#### SHORT EXERCISE:
Transcribe the records below exactly as they appear, omitting any pictures.

[Some records]
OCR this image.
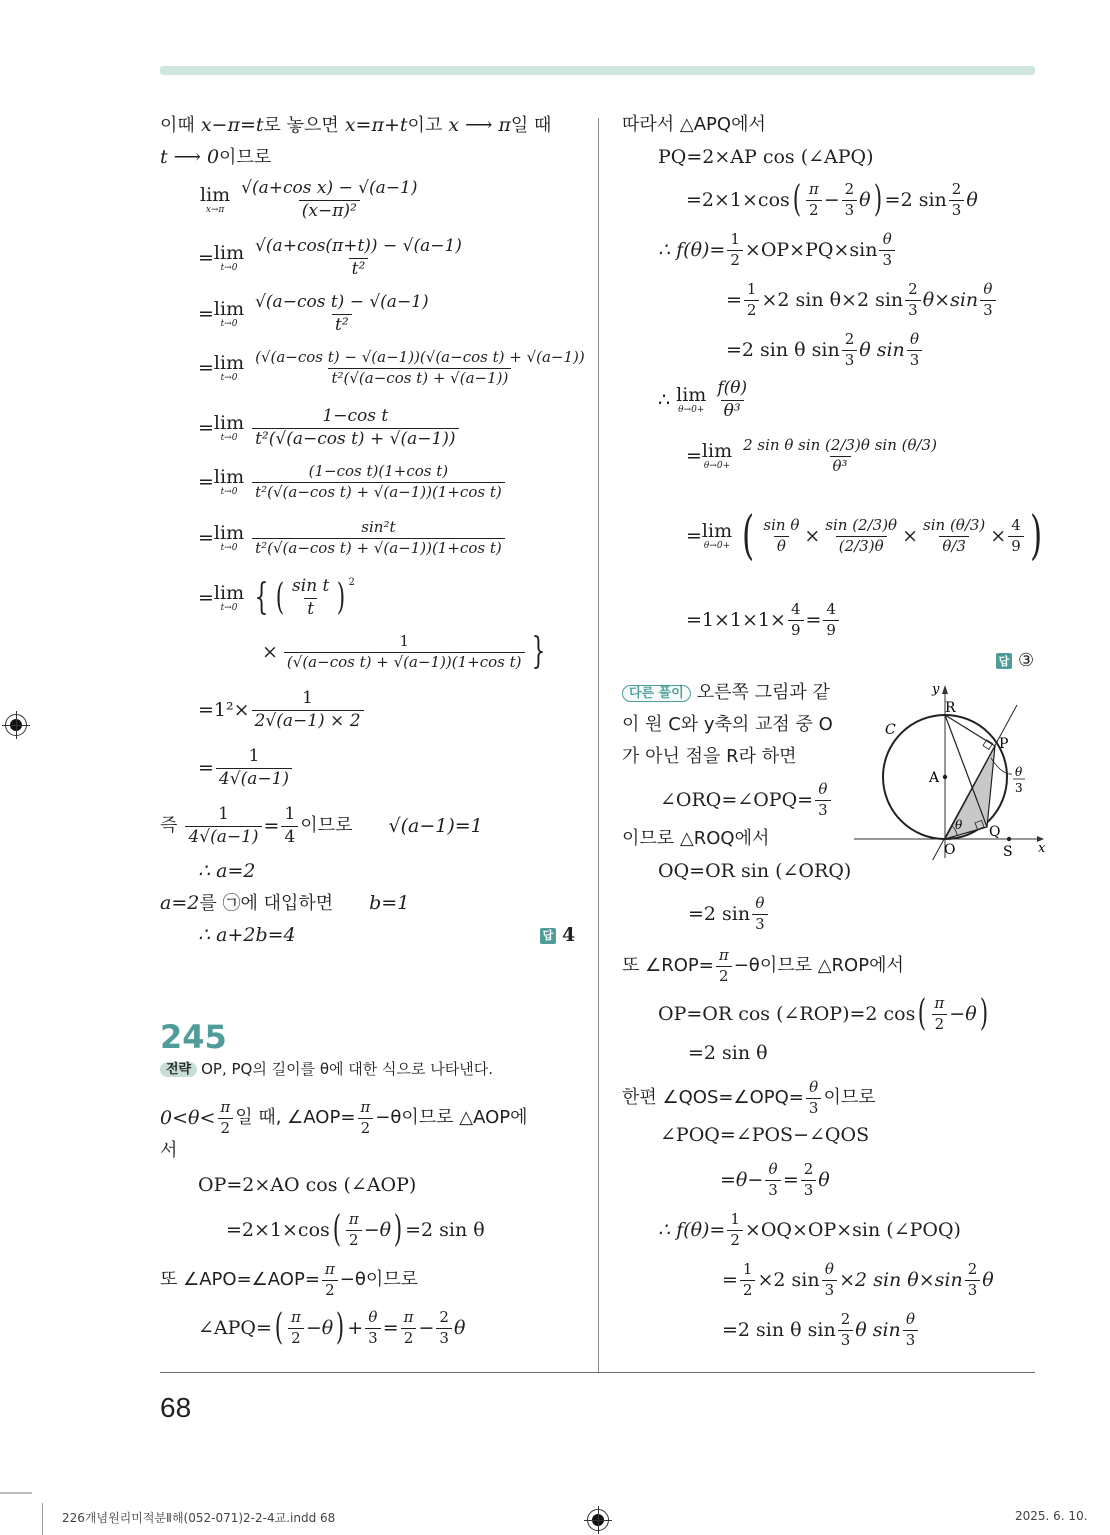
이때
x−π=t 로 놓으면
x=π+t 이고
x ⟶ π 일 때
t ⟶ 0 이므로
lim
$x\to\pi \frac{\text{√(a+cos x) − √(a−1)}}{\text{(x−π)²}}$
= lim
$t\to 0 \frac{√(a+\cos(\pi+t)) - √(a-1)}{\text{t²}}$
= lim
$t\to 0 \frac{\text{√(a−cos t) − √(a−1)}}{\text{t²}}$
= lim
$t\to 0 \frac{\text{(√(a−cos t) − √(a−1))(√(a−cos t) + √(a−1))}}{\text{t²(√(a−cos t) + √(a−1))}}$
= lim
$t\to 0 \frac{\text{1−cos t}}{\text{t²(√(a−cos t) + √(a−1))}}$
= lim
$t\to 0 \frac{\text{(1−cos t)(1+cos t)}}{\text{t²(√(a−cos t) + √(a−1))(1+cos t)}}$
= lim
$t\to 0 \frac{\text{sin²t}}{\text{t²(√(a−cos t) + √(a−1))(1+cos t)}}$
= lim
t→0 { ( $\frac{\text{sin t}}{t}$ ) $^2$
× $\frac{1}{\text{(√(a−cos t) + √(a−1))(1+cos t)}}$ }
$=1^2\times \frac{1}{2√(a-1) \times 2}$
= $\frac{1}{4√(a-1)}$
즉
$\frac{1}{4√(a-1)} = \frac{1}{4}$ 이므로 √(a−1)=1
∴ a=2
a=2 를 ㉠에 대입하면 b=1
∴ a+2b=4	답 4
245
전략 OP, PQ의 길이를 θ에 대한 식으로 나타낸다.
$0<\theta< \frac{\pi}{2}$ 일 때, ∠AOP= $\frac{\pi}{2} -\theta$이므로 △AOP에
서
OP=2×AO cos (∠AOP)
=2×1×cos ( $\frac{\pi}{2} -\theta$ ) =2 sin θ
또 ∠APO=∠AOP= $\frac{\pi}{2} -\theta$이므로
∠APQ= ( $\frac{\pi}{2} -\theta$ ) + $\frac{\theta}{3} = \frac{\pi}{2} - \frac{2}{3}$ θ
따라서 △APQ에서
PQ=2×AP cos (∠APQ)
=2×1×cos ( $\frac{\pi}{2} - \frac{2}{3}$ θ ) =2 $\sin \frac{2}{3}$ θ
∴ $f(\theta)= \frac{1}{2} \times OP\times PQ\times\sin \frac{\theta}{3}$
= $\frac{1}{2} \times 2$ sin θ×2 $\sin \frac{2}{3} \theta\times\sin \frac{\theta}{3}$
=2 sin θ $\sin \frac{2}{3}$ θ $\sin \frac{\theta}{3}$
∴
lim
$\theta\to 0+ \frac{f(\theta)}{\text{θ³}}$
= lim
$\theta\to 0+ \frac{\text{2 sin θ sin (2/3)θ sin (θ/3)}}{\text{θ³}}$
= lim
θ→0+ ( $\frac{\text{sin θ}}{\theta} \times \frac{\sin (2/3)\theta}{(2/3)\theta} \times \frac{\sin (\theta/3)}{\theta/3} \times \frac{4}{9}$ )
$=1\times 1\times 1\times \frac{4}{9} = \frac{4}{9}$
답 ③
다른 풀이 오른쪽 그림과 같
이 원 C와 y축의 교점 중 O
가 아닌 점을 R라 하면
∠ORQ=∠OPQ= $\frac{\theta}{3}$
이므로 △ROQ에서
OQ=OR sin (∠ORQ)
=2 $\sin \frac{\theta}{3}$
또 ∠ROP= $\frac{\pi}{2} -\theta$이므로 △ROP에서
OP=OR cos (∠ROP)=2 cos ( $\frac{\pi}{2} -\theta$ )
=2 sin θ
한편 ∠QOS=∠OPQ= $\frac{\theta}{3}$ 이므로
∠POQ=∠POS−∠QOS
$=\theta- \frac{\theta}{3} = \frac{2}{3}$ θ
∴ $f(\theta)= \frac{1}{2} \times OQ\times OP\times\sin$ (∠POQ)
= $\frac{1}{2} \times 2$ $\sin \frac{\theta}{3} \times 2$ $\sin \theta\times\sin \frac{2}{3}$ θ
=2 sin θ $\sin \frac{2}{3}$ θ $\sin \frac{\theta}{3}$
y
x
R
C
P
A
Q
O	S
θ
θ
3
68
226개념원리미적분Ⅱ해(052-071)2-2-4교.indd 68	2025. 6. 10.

#### RIGHT ANSWER:
OCR this image.
이때
x−π=t 로 놓으면
x=π+t 이고
x ⟶ π 일 때
t ⟶ 0 이므로
lim
$x\to\pi \frac{\text{√(a+cos x) − √(a−1)}}{\text{(x−π)²}}$
= lim
$t\to 0 \frac{√(a+\cos(\pi+t)) - √(a-1)}{\text{t²}}$
= lim
$t\to 0 \frac{\text{√(a−cos t) − √(a−1)}}{\text{t²}}$
= lim
$t\to 0 \frac{\text{(√(a−cos t) − √(a−1))(√(a−cos t) + √(a−1))}}{\text{t²(√(a−cos t) + √(a−1))}}$
= lim
$t\to 0 \frac{\text{1−cos t}}{\text{t²(√(a−cos t) + √(a−1))}}$
= lim
$t\to 0 \frac{\text{(1−cos t)(1+cos t)}}{\text{t²(√(a−cos t) + √(a−1))(1+cos t)}}$
= lim
$t\to 0 \frac{\text{sin²t}}{\text{t²(√(a−cos t) + √(a−1))(1+cos t)}}$
= lim
t→0 { ( $\frac{\text{sin t}}{t}$ ) $^2$
× $\frac{1}{\text{(√(a−cos t) + √(a−1))(1+cos t)}}$ }
$=1^2\times \frac{1}{2√(a-1) \times 2}$
= $\frac{1}{4√(a-1)}$
즉
$\frac{1}{4√(a-1)} = \frac{1}{4}$ 이므로 √(a−1)=1
∴ a=2
a=2 를 ㉠에 대입하면 b=1
∴ a+2b=4	답 4
245
전략 OP, PQ의 길이를 θ에 대한 식으로 나타낸다.
$0<\theta< \frac{\pi}{2}$ 일 때, ∠AOP= $\frac{\pi}{2} -\theta$이므로 △AOP에
서
OP=2×AO cos (∠AOP)
=2×1×cos ( $\frac{\pi}{2} -\theta$ ) =2 sin θ
또 ∠APO=∠AOP= $\frac{\pi}{2} -\theta$이므로
∠APQ= ( $\frac{\pi}{2} -\theta$ ) + $\frac{\theta}{3} = \frac{\pi}{2} - \frac{2}{3}$ θ
따라서 △APQ에서
PQ=2×AP cos (∠APQ)
=2×1×cos ( $\frac{\pi}{2} - \frac{2}{3}$ θ ) =2 $\sin \frac{2}{3}$ θ
∴ $f(\theta)= \frac{1}{2} \times OP\times PQ\times\sin \frac{\theta}{3}$
= $\frac{1}{2} \times 2$ sin θ×2 $\sin \frac{2}{3} \theta\times\sin \frac{\theta}{3}$
=2 sin θ $\sin \frac{2}{3}$ θ $\sin \frac{\theta}{3}$
∴
lim
$\theta\to 0+ \frac{f(\theta)}{\text{θ³}}$
= lim
$\theta\to 0+ \frac{\text{2 sin θ sin (2/3)θ sin (θ/3)}}{\text{θ³}}$
= lim
θ→0+ ( $\frac{\text{sin θ}}{\theta} \times \frac{\sin (2/3)\theta}{(2/3)\theta} \times \frac{\sin (\theta/3)}{\theta/3} \times \frac{4}{9}$ )
$=1\times 1\times 1\times \frac{4}{9} = \frac{4}{9}$
답 ③
다른 풀이 오른쪽 그림과 같
이 원 C와 y축의 교점 중 O
가 아닌 점을 R라 하면
∠ORQ=∠OPQ= $\frac{\theta}{3}$
이므로 △ROQ에서
OQ=OR sin (∠ORQ)
=2 $\sin \frac{\theta}{3}$
또 ∠ROP= $\frac{\pi}{2} -\theta$이므로 △ROP에서
OP=OR cos (∠ROP)=2 cos ( $\frac{\pi}{2} -\theta$ )
=2 sin θ
한편 ∠QOS=∠OPQ= $\frac{\theta}{3}$ 이므로
∠POQ=∠POS−∠QOS
$=\theta- \frac{\theta}{3} = \frac{2}{3}$ θ
∴ $f(\theta)= \frac{1}{2} \times OQ\times OP\times\sin$ (∠POQ)
= $\frac{1}{2} \times 2$ $\sin \frac{\theta}{3} \times 2$ $\sin \theta\times\sin \frac{2}{3}$ θ
=2 sin θ $\sin \frac{2}{3}$ θ $\sin \frac{\theta}{3}$
y
x
R
C
P
A
Q
O	S
θ
θ
3
68
226개념원리미적분Ⅱ해(052-071)2-2-4교.indd 68	2025. 6. 10.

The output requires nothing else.